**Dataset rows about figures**
########################################

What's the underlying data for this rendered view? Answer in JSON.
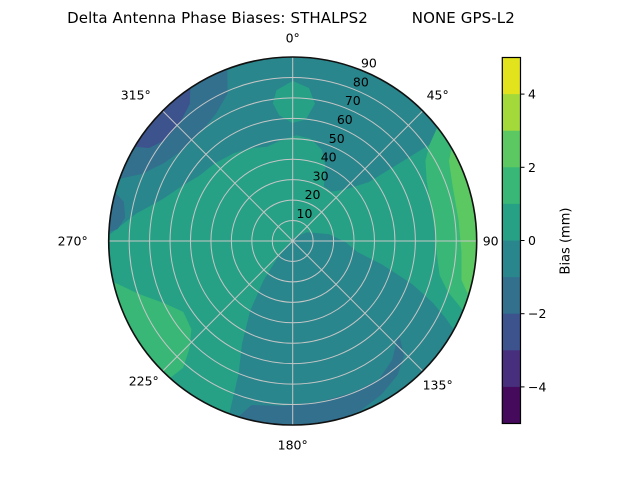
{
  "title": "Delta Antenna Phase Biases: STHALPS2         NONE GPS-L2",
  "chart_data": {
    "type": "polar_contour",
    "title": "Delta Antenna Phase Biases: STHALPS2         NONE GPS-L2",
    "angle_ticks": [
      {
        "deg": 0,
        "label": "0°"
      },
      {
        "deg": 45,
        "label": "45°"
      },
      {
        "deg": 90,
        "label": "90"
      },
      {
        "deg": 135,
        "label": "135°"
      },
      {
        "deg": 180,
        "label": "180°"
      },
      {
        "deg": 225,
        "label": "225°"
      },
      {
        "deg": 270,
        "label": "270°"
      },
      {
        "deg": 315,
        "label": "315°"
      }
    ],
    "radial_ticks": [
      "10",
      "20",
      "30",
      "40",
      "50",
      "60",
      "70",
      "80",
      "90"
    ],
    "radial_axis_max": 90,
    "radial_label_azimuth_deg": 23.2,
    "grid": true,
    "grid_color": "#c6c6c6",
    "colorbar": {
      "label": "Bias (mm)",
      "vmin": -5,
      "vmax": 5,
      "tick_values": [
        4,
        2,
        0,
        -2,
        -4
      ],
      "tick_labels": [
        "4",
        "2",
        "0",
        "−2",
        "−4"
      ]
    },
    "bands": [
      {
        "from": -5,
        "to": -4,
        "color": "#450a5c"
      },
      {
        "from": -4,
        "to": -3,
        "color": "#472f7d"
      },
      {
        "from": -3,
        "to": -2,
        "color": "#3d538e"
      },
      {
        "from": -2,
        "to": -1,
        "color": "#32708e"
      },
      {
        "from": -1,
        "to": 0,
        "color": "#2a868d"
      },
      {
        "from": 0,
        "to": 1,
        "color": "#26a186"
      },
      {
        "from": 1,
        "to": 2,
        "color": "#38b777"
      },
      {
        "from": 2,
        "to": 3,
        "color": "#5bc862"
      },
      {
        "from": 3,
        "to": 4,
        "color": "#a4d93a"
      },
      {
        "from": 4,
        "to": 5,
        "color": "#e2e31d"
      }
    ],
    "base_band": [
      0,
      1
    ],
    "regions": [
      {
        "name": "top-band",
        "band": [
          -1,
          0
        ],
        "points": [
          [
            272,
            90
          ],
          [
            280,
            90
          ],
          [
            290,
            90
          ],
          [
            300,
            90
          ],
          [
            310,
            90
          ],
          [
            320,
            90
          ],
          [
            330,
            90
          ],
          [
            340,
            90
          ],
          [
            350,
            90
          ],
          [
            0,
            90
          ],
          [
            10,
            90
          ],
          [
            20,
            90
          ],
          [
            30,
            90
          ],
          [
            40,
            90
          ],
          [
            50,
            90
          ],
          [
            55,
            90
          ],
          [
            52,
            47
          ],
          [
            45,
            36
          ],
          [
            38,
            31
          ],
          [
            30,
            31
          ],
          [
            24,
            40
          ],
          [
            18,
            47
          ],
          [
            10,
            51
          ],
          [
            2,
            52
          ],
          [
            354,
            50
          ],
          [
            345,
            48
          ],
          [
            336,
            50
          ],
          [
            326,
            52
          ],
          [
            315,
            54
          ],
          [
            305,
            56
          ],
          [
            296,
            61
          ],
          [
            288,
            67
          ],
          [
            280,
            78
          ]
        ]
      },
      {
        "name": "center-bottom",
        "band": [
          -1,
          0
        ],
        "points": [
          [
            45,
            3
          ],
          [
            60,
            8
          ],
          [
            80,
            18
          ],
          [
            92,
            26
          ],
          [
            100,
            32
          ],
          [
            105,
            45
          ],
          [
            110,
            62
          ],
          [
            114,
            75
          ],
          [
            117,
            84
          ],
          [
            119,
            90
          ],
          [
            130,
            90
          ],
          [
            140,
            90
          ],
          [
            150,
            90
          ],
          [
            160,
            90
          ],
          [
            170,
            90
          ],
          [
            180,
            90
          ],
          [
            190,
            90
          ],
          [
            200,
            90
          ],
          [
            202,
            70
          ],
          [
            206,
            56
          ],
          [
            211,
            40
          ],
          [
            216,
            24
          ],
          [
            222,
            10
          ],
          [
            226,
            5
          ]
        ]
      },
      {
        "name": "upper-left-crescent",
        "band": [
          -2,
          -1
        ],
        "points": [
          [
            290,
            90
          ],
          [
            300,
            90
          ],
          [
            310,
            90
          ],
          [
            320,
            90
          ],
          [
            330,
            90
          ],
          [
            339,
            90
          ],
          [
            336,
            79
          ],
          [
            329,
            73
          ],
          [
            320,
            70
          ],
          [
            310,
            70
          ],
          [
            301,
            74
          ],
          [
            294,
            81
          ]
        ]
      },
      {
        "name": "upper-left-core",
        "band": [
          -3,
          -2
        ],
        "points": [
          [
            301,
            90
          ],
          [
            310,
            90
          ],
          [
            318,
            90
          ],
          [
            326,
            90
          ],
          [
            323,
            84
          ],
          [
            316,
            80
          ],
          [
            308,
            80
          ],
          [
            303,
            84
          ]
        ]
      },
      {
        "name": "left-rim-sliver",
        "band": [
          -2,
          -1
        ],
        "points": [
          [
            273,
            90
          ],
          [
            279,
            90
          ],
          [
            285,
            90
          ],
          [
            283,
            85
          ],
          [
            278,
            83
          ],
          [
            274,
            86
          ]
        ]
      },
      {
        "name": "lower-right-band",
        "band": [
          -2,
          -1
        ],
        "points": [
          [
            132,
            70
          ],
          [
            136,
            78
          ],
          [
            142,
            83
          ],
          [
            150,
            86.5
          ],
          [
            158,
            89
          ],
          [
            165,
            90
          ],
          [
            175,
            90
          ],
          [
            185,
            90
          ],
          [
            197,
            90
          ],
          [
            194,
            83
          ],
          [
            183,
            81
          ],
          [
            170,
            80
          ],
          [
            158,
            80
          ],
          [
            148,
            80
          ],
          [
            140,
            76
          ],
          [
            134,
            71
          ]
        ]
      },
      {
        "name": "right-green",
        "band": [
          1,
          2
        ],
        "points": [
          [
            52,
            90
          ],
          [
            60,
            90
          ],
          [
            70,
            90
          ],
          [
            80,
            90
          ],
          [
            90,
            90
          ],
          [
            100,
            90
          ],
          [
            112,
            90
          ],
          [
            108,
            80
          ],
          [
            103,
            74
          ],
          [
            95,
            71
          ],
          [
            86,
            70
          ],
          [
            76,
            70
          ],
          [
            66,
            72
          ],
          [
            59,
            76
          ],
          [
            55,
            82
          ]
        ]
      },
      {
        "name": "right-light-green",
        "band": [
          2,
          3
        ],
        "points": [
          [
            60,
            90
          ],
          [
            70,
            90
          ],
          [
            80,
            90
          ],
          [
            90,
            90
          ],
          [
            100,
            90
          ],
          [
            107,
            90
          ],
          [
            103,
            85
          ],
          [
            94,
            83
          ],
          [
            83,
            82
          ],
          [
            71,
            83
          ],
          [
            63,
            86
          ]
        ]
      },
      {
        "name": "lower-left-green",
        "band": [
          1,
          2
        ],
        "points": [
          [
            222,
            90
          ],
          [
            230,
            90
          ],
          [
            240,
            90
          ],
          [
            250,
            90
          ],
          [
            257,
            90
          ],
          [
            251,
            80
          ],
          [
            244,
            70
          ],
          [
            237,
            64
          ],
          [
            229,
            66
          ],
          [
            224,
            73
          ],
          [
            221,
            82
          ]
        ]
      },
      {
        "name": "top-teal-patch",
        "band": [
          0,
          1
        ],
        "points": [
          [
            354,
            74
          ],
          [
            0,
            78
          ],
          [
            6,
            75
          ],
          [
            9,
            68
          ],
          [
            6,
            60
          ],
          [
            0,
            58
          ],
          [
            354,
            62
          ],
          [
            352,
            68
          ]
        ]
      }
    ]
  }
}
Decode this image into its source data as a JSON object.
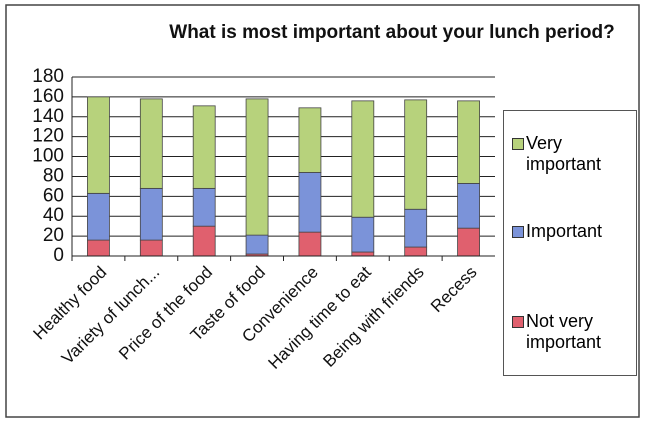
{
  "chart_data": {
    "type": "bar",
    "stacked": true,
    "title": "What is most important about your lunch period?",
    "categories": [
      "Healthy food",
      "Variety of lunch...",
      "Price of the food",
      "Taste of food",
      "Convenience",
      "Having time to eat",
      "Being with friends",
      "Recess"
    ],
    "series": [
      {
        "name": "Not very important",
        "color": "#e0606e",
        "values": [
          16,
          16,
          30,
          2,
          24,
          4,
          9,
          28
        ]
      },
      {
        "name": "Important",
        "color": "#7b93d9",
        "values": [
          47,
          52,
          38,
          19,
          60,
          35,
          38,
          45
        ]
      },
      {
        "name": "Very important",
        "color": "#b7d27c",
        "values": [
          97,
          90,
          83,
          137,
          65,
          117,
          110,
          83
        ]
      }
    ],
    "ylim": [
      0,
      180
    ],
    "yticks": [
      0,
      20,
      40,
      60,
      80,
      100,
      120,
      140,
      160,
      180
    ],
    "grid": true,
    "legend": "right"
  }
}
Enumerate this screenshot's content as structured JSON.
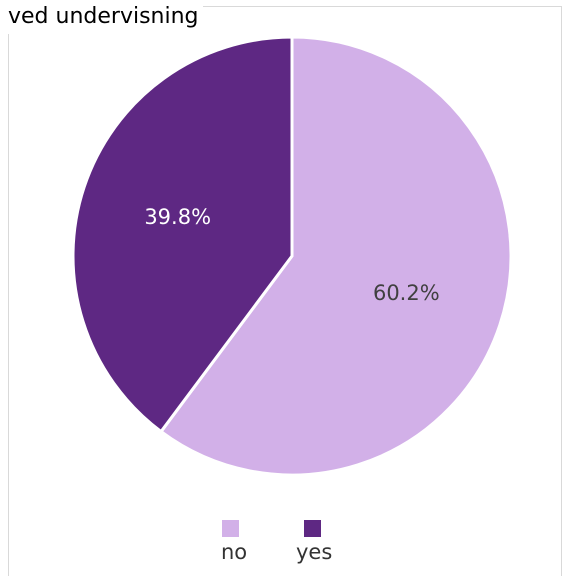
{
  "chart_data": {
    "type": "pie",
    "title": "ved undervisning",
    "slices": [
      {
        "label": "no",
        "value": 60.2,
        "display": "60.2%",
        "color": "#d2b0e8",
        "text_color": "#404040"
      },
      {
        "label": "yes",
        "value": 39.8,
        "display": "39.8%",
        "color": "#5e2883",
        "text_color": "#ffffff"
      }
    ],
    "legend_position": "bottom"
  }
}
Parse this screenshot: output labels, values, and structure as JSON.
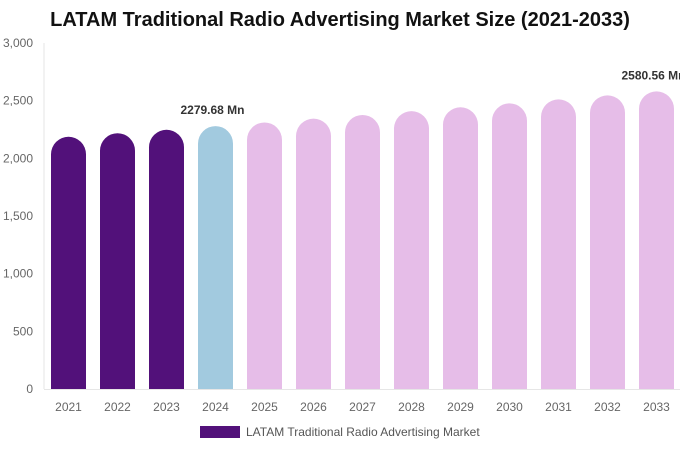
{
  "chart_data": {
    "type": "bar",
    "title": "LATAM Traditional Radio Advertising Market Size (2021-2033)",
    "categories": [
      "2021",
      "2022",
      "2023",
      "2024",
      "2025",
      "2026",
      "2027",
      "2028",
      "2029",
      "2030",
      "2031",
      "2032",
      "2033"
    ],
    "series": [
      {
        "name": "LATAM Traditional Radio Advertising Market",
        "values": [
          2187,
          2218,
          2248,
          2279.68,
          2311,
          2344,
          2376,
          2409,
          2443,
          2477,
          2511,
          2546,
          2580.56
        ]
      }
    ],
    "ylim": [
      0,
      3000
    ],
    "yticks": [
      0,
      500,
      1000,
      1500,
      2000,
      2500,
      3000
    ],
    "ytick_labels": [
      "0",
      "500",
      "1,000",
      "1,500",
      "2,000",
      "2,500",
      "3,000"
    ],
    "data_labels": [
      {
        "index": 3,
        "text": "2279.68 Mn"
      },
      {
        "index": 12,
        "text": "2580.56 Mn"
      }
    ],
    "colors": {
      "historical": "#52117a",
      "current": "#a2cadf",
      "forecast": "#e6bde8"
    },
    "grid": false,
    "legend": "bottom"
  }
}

########################################

**Written request**
Leave out all pictures and extract exactly the lines from the line with "Parse this screenshot: output" through the end of the material.

**Result of this task**
Parse this screenshot: output labels, values, and structure as JSON.
{
  "chart_data": {
    "type": "bar",
    "title": "LATAM Traditional Radio Advertising Market Size (2021-2033)",
    "categories": [
      "2021",
      "2022",
      "2023",
      "2024",
      "2025",
      "2026",
      "2027",
      "2028",
      "2029",
      "2030",
      "2031",
      "2032",
      "2033"
    ],
    "series": [
      {
        "name": "LATAM Traditional Radio Advertising Market",
        "values": [
          2187,
          2218,
          2248,
          2279.68,
          2311,
          2344,
          2376,
          2409,
          2443,
          2477,
          2511,
          2546,
          2580.56
        ]
      }
    ],
    "ylim": [
      0,
      3000
    ],
    "yticks": [
      0,
      500,
      1000,
      1500,
      2000,
      2500,
      3000
    ],
    "ytick_labels": [
      "0",
      "500",
      "1,000",
      "1,500",
      "2,000",
      "2,500",
      "3,000"
    ],
    "data_labels": [
      {
        "index": 3,
        "text": "2279.68 Mn"
      },
      {
        "index": 12,
        "text": "2580.56 Mn"
      }
    ],
    "colors": {
      "historical": "#52117a",
      "current": "#a2cadf",
      "forecast": "#e6bde8"
    },
    "grid": false,
    "legend": "bottom"
  }
}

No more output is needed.